=== WHAT TO WORK ON ===
Read the lines below. Copy out any that hold the string "JSON".
=====
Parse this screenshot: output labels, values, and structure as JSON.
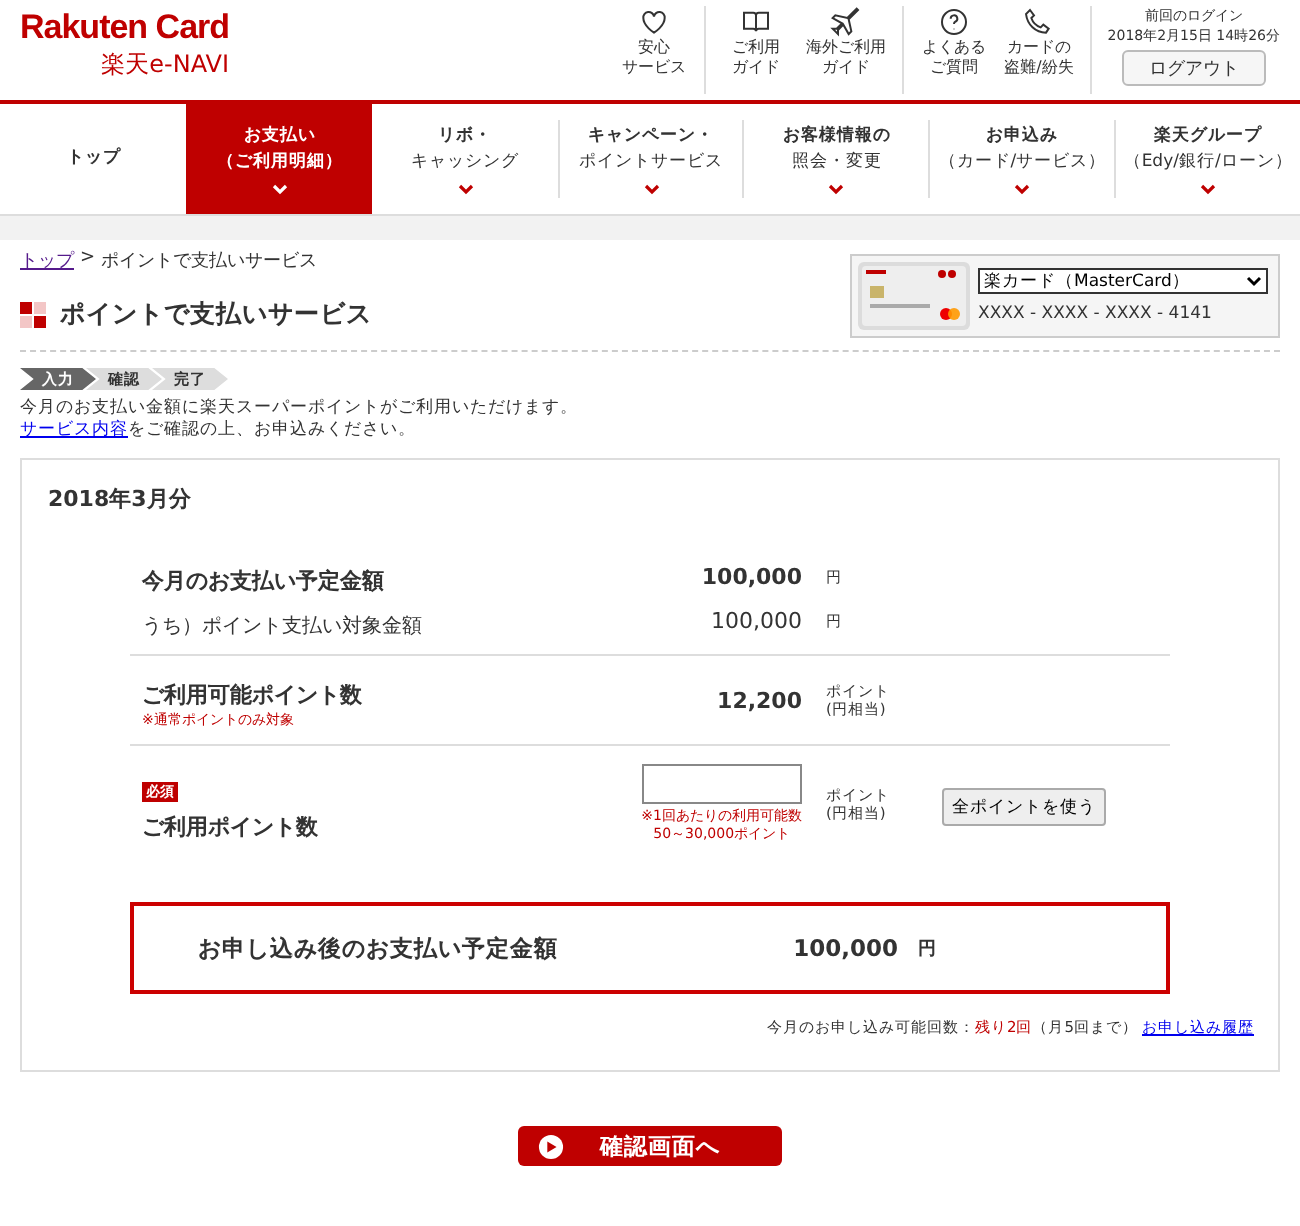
{
  "header": {
    "brand": "Rakuten Card",
    "subbrand": "楽天e-NAVI",
    "utility_groups": [
      [
        {
          "kind": "heart",
          "lines": [
            "安心",
            "サービス"
          ]
        }
      ],
      [
        {
          "kind": "book",
          "lines": [
            "ご利用",
            "ガイド"
          ]
        },
        {
          "kind": "plane",
          "lines": [
            "海外ご利用",
            "ガイド"
          ]
        }
      ],
      [
        {
          "kind": "question",
          "lines": [
            "よくある",
            "ご質問"
          ]
        },
        {
          "kind": "phone",
          "lines": [
            "カードの",
            "盗難/紛失"
          ]
        }
      ]
    ],
    "last_login_label": "前回のログイン",
    "last_login": "2018年2月15日 14時26分",
    "logout": "ログアウト"
  },
  "nav": [
    {
      "lines": [
        "トップ"
      ],
      "selected": false,
      "dropdown": false
    },
    {
      "lines": [
        "お支払い",
        "（ご利用明細）"
      ],
      "selected": true,
      "dropdown": true
    },
    {
      "lines": [
        "リボ・",
        "キャッシング"
      ],
      "selected": false,
      "dropdown": true
    },
    {
      "lines": [
        "キャンペーン・",
        "ポイントサービス"
      ],
      "selected": false,
      "dropdown": true
    },
    {
      "lines": [
        "お客様情報の",
        "照会・変更"
      ],
      "selected": false,
      "dropdown": true
    },
    {
      "lines": [
        "お申込み",
        "（カード/サービス）"
      ],
      "selected": false,
      "dropdown": true
    },
    {
      "lines": [
        "楽天グループ",
        "（Edy/銀行/ローン）"
      ],
      "selected": false,
      "dropdown": true
    }
  ],
  "breadcrumb": {
    "link": "トップ",
    "separator": ">",
    "current": "ポイントで支払いサービス"
  },
  "page_title": "ポイントで支払いサービス",
  "card_selector": {
    "selected": "楽カード（MasterCard）",
    "number": "XXXX - XXXX - XXXX - 4141"
  },
  "steps": [
    {
      "label": "入力",
      "selected": true
    },
    {
      "label": "確認",
      "selected": false
    },
    {
      "label": "完了",
      "selected": false
    }
  ],
  "intro": {
    "line1": "今月のお支払い金額に楽天スーパーポイントがご利用いただけます。",
    "link": "サービス内容",
    "line2_rest": "をご確認の上、お申込みください。"
  },
  "panel": {
    "month": "2018年3月分",
    "sections": [
      {
        "rows": [
          {
            "kind": "main",
            "label": "今月のお支払い予定金額",
            "value": "100,000",
            "unit": "円"
          },
          {
            "kind": "sub",
            "label": "うち）ポイント支払い対象金額",
            "value": "100,000",
            "unit": "円"
          }
        ]
      },
      {
        "rows": [
          {
            "kind": "main",
            "label": "ご利用可能ポイント数",
            "note": "※通常ポイントのみ対象",
            "value": "12,200",
            "unit_lines": [
              "ポイント",
              "(円相当)"
            ]
          }
        ]
      },
      {
        "rows": [
          {
            "kind": "input",
            "required": "必須",
            "label": "ご利用ポイント数",
            "hint_lines": [
              "※1回あたりの利用可能数",
              "50～30,000ポイント"
            ],
            "unit_lines": [
              "ポイント",
              "(円相当)"
            ],
            "button": "全ポイントを使う"
          }
        ]
      }
    ],
    "summary": {
      "label": "お申し込み後のお支払い予定金額",
      "value": "100,000",
      "unit": "円"
    },
    "remaining": {
      "prefix": "今月のお申し込み可能回数：",
      "count": "残り2回",
      "suffix": "（月5回まで）",
      "link": "お申し込み履歴"
    }
  },
  "submit": "確認画面へ"
}
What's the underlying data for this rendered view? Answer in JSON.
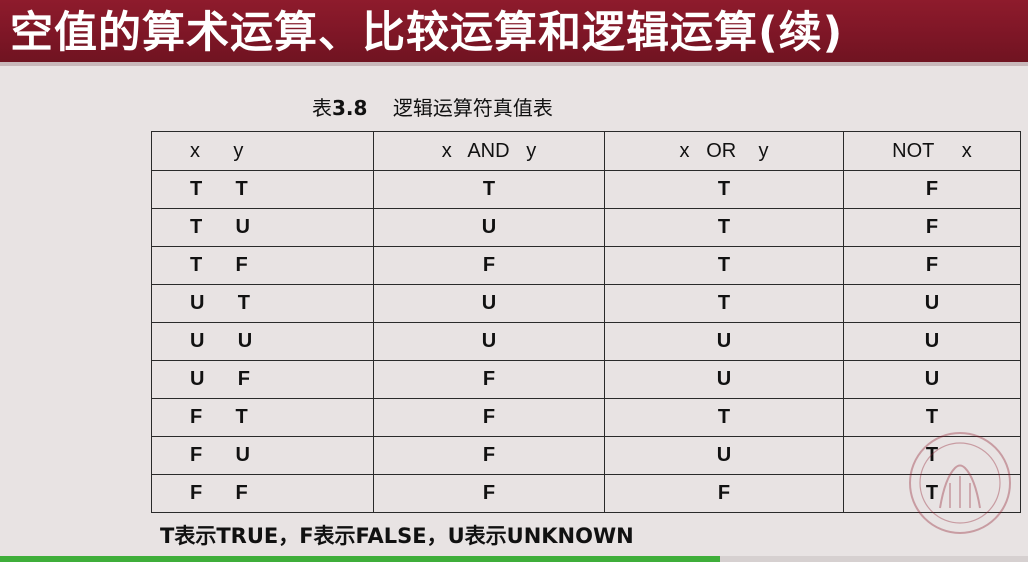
{
  "slide": {
    "title": "空值的算术运算、比较运算和逻辑运算(续)",
    "caption_prefix": "表",
    "caption_number": "3.8",
    "caption_text": "逻辑运算符真值表",
    "footnote": "T表示TRUE，F表示FALSE，U表示UNKNOWN"
  },
  "table": {
    "headers": [
      "x      y",
      "x   AND   y",
      "x   OR    y",
      "NOT     x"
    ],
    "rows": [
      [
        "T      T",
        "T",
        "T",
        "F"
      ],
      [
        "T      U",
        "U",
        "T",
        "F"
      ],
      [
        "T      F",
        "F",
        "T",
        "F"
      ],
      [
        "U      T",
        "U",
        "T",
        "U"
      ],
      [
        "U      U",
        "U",
        "U",
        "U"
      ],
      [
        "U      F",
        "F",
        "U",
        "U"
      ],
      [
        "F      T",
        "F",
        "T",
        "T"
      ],
      [
        "F      U",
        "F",
        "U",
        "T"
      ],
      [
        "F      F",
        "F",
        "F",
        "T"
      ]
    ]
  },
  "colors": {
    "title_bar": "#7d1626",
    "background": "#e8e3e3",
    "progress": "#3fae3a"
  },
  "video_progress": 0.7
}
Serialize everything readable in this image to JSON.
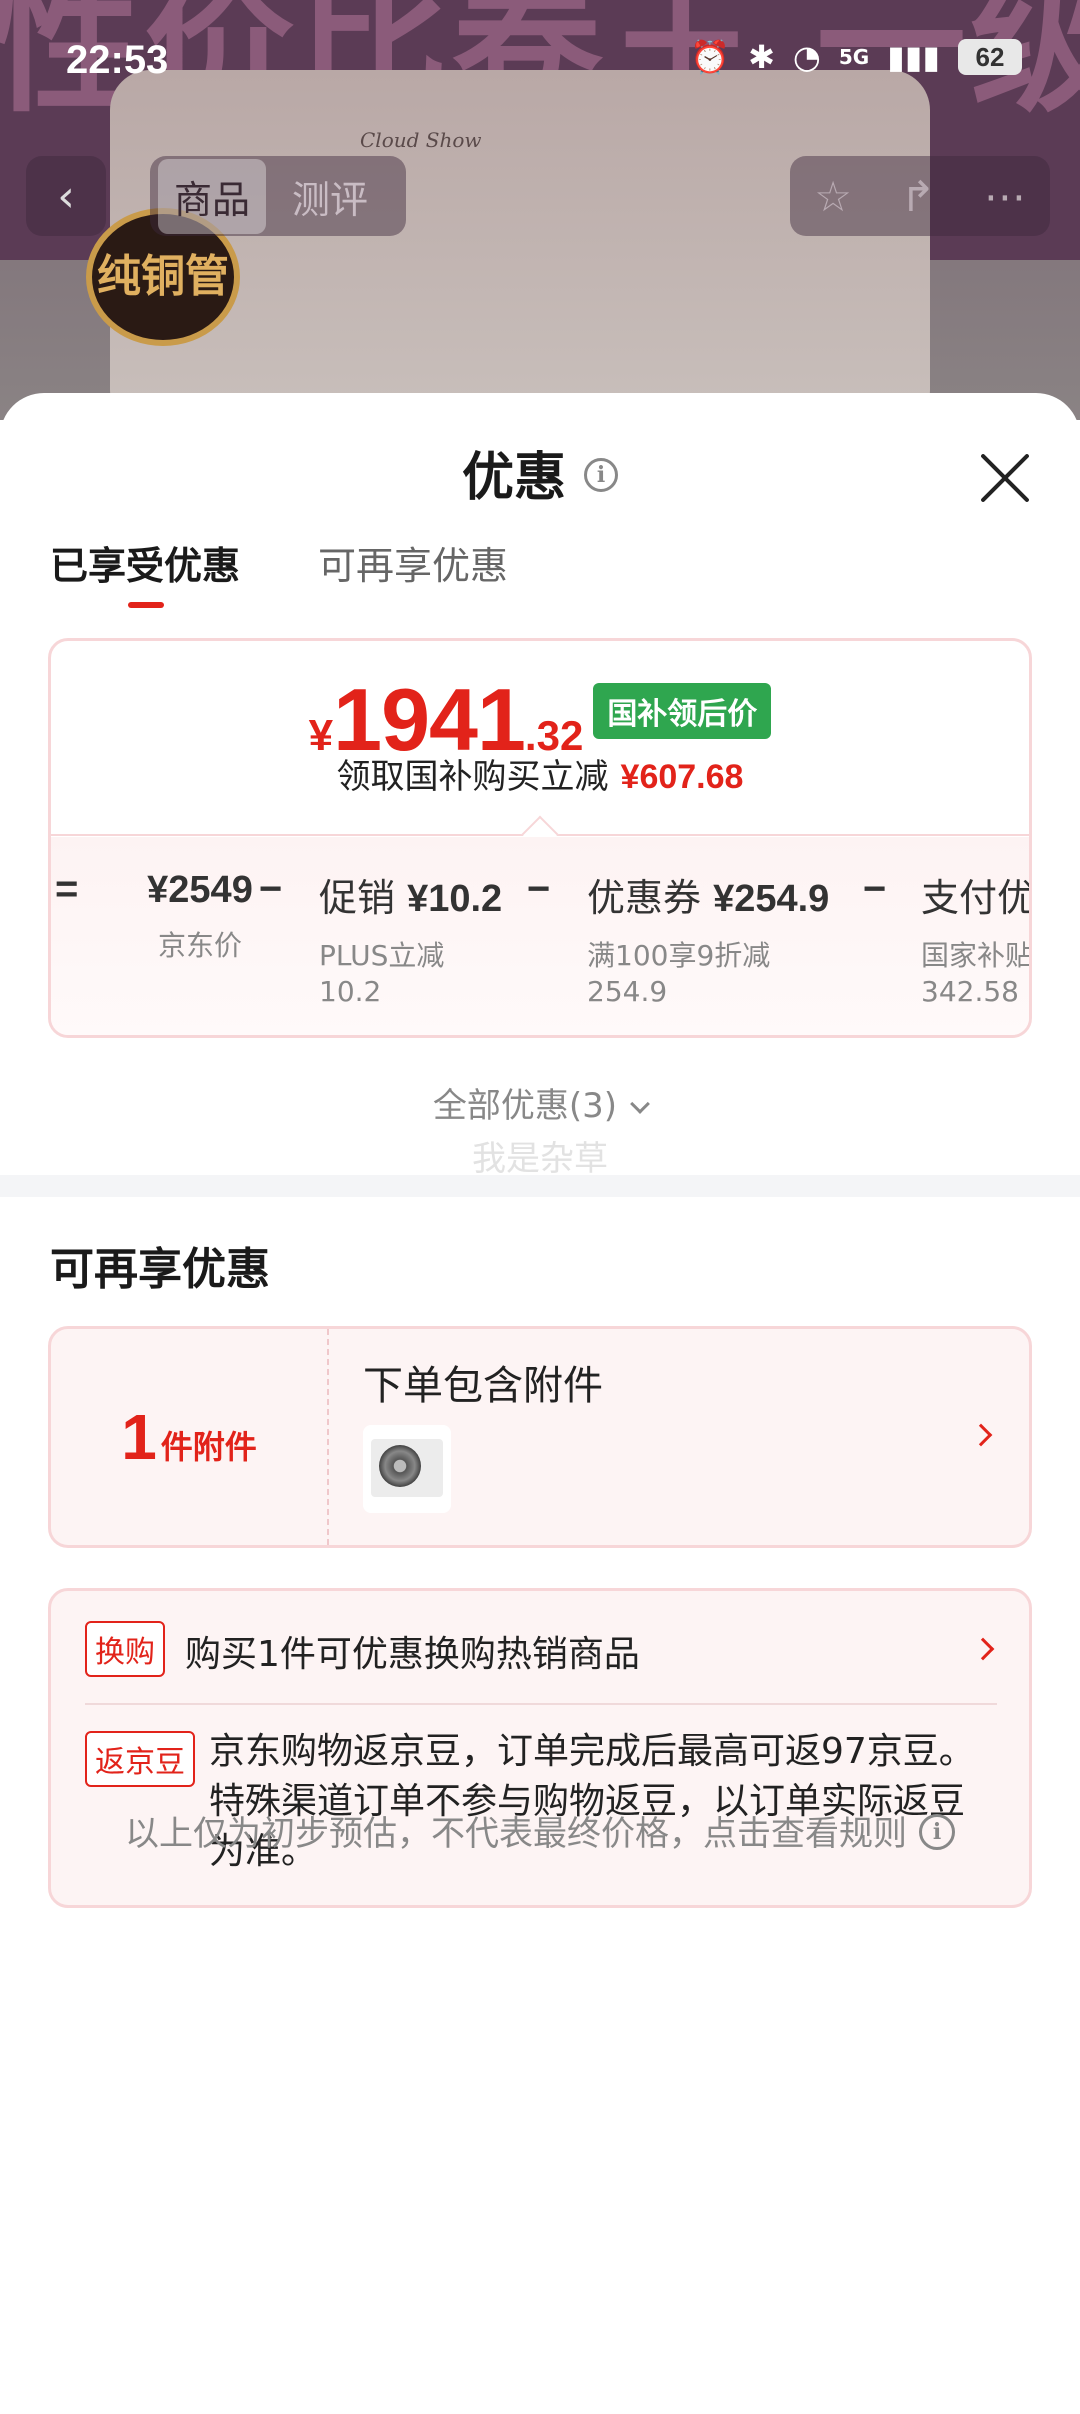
{
  "status_bar": {
    "time": "22:53",
    "network": "5G",
    "battery": "62"
  },
  "background": {
    "banner_text": "性价比卷王 一级省电",
    "brand": "Cloud Show",
    "badge": "纯铜管",
    "nav_tabs": [
      "商品",
      "测评"
    ]
  },
  "sheet": {
    "title": "优惠",
    "tabs": [
      "已享受优惠",
      "可再享优惠"
    ],
    "price": {
      "currency": "¥",
      "integer": "1941",
      "decimal": ".32",
      "tag": "国补领后价",
      "subtitle": "领取国补购买立减",
      "savings": "¥607.68"
    },
    "breakdown": {
      "symbols": [
        "=",
        "−",
        "−",
        "−"
      ],
      "items": [
        {
          "value_prefix": "",
          "value": "¥2549",
          "label_lines": [
            "京东价"
          ]
        },
        {
          "value_prefix": "促销 ",
          "value": "¥10.2",
          "label_lines": [
            "PLUS立减",
            "10.2"
          ]
        },
        {
          "value_prefix": "优惠券 ",
          "value": "¥254.9",
          "label_lines": [
            "满100享9折减",
            "254.9"
          ]
        },
        {
          "value_prefix": "支付优",
          "value": "",
          "label_lines": [
            "国家补贴",
            "342.58"
          ]
        }
      ]
    },
    "all_offers": "全部优惠(3)",
    "watermark": "我是杂草",
    "more_section": {
      "title": "可再享优惠",
      "accessory": {
        "count": "1",
        "unit": "件附件",
        "title": "下单包含附件"
      },
      "promos": [
        {
          "tag": "换购",
          "text": "购买1件可优惠换购热销商品"
        },
        {
          "tag": "返京豆",
          "text": "京东购物返京豆，订单完成后最高可返97京豆。特殊渠道订单不参与购物返豆，以订单实际返豆为准。"
        }
      ]
    },
    "footer_note": "以上仅为初步预估，不代表最终价格，点击查看规则"
  },
  "colors": {
    "accent_red": "#e2231a",
    "tag_green": "#2fa64f",
    "card_border": "#f7d6d8"
  }
}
=====
=== THE OUTPUT ===
Parse this screenshot: output labels, values, and structure as JSON.
What's the underlying data for this rendered view? Answer in JSON.
Serialize everything readable in this image to JSON.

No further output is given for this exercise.